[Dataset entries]
■ ■ ■ ■ ■ ■ ■
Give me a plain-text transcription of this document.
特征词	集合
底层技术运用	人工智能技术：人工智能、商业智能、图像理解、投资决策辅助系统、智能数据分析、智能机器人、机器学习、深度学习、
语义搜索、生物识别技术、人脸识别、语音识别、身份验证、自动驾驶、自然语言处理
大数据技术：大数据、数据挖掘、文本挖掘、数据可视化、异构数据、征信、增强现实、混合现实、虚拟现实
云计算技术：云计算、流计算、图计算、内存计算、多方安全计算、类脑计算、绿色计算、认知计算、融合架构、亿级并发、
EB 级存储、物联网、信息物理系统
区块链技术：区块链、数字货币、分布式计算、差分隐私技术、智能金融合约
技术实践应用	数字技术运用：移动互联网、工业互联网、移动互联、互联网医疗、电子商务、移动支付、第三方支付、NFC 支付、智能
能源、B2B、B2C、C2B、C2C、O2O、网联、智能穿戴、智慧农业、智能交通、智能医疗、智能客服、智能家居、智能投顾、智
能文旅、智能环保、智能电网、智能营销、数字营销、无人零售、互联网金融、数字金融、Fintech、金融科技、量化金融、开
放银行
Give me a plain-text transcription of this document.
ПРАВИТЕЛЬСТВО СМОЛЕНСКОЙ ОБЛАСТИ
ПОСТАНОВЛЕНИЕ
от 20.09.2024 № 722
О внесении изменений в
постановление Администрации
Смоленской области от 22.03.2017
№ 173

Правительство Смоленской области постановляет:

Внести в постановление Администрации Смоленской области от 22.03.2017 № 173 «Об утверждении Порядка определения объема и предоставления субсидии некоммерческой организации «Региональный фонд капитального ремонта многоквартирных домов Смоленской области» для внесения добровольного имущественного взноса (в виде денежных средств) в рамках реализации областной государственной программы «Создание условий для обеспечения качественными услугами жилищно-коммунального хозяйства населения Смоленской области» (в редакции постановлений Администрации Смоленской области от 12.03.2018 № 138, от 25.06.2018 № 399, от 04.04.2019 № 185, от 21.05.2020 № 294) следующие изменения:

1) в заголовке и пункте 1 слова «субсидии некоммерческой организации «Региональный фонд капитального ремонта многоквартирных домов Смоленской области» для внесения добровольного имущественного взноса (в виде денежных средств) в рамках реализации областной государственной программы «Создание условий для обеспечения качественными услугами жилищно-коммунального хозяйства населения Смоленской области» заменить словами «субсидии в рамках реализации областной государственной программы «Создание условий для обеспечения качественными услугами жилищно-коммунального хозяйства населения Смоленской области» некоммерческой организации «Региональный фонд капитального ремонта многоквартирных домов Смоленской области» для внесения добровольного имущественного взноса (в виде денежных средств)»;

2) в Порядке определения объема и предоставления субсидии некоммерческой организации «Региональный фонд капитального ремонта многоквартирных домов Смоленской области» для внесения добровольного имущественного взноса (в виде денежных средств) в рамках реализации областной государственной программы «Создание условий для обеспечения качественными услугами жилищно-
■ ■ ■ ■ ■ ■ ■
### Aim:
Repeat the material above exactly.

### Solution for this exercise:
Give me a plain-text transcription of this document.
特征词	集合
底层技术运用	人工智能技术：人工智能、商业智能、图像理解、投资决策辅助系统、智能数据分析、智能机器人、机器学习、深度学习、
语义搜索、生物识别技术、人脸识别、语音识别、身份验证、自动驾驶、自然语言处理
大数据技术：大数据、数据挖掘、文本挖掘、数据可视化、异构数据、征信、增强现实、混合现实、虚拟现实
云计算技术：云计算、流计算、图计算、内存计算、多方安全计算、类脑计算、绿色计算、认知计算、融合架构、亿级并发、
EB 级存储、物联网、信息物理系统
区块链技术：区块链、数字货币、分布式计算、差分隐私技术、智能金融合约
技术实践应用	数字技术运用：移动互联网、工业互联网、移动互联、互联网医疗、电子商务、移动支付、第三方支付、NFC 支付、智能
能源、B2B、B2C、C2B、C2C、O2O、网联、智能穿戴、智慧农业、智能交通、智能医疗、智能客服、智能家居、智能投顾、智
能文旅、智能环保、智能电网、智能营销、数字营销、无人零售、互联网金融、数字金融、Fintech、金融科技、量化金融、开
放银行
Give me a plain-text transcription of this document.
ПРАВИТЕЛЬСТВО СМОЛЕНСКОЙ ОБЛАСТИ
ПОСТАНОВЛЕНИЕ
от 20.09.2024 № 722
О внесении изменений в
постановление Администрации
Смоленской области от 22.03.2017
№ 173

Правительство Смоленской области постановляет:

Внести в постановление Администрации Смоленской области от 22.03.2017 № 173 «Об утверждении Порядка определения объема и предоставления субсидии некоммерческой организации «Региональный фонд капитального ремонта многоквартирных домов Смоленской области» для внесения добровольного имущественного взноса (в виде денежных средств) в рамках реализации областной государственной программы «Создание условий для обеспечения качественными услугами жилищно-коммунального хозяйства населения Смоленской области» (в редакции постановлений Администрации Смоленской области от 12.03.2018 № 138, от 25.06.2018 № 399, от 04.04.2019 № 185, от 21.05.2020 № 294) следующие изменения:

1) в заголовке и пункте 1 слова «субсидии некоммерческой организации «Региональный фонд капитального ремонта многоквартирных домов Смоленской области» для внесения добровольного имущественного взноса (в виде денежных средств) в рамках реализации областной государственной программы «Создание условий для обеспечения качественными услугами жилищно-коммунального хозяйства населения Смоленской области» заменить словами «субсидии в рамках реализации областной государственной программы «Создание условий для обеспечения качественными услугами жилищно-коммунального хозяйства населения Смоленской области» некоммерческой организации «Региональный фонд капитального ремонта многоквартирных домов Смоленской области» для внесения добровольного имущественного взноса (в виде денежных средств)»;

2) в Порядке определения объема и предоставления субсидии некоммерческой организации «Региональный фонд капитального ремонта многоквартирных домов Смоленской области» для внесения добровольного имущественного взноса (в виде денежных средств) в рамках реализации областной государственной программы «Создание условий для обеспечения качественными услугами жилищно-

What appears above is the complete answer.